What is being asked: Find each line containing the string "color" and return it.

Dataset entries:
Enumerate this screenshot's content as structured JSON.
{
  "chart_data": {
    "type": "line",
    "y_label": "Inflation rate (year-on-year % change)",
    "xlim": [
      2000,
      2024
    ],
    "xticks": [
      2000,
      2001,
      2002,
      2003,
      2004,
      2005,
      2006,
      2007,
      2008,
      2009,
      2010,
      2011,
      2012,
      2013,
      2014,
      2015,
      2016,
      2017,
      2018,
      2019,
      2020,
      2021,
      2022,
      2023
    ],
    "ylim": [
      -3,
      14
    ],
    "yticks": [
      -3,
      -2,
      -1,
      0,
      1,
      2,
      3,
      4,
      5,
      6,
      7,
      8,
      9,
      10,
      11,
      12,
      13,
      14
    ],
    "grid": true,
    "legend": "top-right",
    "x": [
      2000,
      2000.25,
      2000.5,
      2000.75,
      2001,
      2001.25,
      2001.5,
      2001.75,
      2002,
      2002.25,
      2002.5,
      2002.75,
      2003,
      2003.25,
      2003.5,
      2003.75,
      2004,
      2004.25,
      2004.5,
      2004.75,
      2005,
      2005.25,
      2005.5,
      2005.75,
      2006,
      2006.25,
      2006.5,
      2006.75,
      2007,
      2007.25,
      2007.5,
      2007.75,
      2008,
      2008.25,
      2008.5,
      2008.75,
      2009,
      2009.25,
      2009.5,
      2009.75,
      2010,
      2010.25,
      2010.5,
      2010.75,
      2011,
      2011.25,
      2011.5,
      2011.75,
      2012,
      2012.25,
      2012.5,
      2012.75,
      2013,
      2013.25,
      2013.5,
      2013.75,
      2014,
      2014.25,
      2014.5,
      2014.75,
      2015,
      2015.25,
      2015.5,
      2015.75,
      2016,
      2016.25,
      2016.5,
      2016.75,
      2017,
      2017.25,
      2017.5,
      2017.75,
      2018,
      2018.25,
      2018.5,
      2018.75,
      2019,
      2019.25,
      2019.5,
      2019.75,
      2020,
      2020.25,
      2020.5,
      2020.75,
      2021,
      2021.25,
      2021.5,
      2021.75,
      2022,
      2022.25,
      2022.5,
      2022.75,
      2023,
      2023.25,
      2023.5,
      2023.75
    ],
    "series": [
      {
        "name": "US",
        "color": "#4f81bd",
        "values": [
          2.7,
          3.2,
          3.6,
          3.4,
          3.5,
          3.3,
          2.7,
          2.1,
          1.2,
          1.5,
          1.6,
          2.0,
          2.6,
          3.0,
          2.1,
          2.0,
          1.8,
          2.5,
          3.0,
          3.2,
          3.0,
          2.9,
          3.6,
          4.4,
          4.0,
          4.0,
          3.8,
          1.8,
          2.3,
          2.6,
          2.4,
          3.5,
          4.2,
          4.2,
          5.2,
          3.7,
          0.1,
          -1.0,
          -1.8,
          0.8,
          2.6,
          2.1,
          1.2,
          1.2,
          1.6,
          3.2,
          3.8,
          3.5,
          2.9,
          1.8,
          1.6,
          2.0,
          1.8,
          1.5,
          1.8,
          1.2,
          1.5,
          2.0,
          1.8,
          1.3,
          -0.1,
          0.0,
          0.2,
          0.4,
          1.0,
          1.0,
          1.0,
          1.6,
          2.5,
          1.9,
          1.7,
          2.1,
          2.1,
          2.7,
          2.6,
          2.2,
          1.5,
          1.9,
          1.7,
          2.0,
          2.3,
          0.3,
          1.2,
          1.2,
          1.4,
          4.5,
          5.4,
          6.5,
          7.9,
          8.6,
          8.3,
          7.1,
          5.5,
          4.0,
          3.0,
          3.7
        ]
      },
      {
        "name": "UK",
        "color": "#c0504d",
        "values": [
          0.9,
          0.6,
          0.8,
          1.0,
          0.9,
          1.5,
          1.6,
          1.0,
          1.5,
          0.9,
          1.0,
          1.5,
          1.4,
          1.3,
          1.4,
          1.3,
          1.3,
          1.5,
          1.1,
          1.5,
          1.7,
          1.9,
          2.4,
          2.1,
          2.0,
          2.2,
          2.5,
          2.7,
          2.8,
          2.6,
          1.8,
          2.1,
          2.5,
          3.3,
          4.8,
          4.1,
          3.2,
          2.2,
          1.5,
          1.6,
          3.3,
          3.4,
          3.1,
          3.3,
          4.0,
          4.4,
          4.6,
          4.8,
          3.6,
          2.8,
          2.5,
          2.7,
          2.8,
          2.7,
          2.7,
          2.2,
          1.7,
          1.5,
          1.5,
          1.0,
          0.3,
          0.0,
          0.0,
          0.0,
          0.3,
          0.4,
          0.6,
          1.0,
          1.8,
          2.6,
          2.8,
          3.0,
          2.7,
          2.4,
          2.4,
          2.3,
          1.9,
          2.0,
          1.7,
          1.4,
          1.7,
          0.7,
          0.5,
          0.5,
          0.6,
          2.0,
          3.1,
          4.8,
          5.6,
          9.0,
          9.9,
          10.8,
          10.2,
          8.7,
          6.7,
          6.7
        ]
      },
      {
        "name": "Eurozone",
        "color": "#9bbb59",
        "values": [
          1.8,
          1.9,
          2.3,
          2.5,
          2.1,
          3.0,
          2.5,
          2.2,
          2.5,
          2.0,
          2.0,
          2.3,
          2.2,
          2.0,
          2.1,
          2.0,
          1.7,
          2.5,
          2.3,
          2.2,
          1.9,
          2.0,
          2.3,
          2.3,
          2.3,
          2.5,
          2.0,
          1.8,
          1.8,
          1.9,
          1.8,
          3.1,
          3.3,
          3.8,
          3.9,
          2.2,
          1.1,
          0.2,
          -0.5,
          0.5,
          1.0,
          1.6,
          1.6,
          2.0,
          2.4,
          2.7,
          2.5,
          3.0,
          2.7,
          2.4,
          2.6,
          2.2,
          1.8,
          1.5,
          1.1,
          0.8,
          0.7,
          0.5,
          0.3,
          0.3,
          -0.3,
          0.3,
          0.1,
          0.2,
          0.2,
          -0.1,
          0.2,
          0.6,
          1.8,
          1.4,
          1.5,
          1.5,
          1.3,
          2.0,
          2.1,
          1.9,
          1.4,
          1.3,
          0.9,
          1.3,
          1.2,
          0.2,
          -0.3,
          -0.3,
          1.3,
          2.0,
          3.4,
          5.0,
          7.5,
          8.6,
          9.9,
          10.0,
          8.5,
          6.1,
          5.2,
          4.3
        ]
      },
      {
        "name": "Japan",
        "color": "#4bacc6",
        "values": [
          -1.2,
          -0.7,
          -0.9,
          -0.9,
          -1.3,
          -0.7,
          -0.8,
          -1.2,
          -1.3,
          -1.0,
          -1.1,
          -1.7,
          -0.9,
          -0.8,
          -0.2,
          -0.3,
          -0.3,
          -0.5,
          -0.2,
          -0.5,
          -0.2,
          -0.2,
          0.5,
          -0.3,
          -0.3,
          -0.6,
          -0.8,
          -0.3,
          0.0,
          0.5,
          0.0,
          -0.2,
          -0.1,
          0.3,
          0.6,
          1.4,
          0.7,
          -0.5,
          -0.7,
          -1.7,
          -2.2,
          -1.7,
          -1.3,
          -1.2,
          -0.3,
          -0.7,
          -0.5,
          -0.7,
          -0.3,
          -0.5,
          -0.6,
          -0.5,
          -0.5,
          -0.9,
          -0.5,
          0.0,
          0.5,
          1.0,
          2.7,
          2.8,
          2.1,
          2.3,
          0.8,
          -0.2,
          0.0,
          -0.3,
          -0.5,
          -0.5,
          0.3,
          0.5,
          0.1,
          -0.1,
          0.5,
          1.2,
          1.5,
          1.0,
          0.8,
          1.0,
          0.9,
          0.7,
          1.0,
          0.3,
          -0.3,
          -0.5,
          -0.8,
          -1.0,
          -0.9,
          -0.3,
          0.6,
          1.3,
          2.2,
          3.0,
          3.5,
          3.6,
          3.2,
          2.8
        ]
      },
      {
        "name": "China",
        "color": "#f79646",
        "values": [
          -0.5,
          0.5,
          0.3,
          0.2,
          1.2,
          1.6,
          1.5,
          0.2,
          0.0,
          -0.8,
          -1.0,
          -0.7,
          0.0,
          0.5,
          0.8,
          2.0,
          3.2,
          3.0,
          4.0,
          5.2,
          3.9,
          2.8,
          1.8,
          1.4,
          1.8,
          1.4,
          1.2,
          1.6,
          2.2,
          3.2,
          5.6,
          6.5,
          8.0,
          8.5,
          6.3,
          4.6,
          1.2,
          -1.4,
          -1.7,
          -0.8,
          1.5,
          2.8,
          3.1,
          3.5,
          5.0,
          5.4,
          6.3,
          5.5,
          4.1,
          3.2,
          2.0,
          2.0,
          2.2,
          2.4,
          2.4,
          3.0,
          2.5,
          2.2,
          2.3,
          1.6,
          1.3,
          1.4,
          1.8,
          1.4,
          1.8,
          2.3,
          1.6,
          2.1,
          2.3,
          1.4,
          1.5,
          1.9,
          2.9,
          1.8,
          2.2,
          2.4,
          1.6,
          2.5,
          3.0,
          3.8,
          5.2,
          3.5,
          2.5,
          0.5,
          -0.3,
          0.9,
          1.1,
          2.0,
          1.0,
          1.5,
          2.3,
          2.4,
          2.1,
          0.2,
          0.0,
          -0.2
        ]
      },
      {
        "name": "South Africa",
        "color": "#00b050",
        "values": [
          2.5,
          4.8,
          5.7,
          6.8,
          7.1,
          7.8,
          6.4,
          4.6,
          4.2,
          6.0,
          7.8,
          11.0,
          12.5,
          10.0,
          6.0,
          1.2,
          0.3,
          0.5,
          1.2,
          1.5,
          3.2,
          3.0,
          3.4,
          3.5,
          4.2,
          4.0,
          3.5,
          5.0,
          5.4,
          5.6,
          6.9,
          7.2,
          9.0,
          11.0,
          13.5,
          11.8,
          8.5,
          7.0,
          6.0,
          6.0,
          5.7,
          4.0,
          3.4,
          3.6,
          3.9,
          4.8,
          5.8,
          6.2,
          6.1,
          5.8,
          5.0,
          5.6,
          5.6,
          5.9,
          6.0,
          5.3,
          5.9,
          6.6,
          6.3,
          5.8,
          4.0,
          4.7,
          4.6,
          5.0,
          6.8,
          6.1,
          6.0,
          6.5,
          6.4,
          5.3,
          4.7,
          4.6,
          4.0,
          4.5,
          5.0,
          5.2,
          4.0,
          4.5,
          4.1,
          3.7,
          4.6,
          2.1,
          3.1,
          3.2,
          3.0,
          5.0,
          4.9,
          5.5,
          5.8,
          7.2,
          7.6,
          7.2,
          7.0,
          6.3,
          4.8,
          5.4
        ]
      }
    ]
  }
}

Exercise solution:
        "color": "#4f81bd",
        "color": "#c0504d",
        "color": "#9bbb59",
        "color": "#4bacc6",
        "color": "#f79646",
        "color": "#00b050",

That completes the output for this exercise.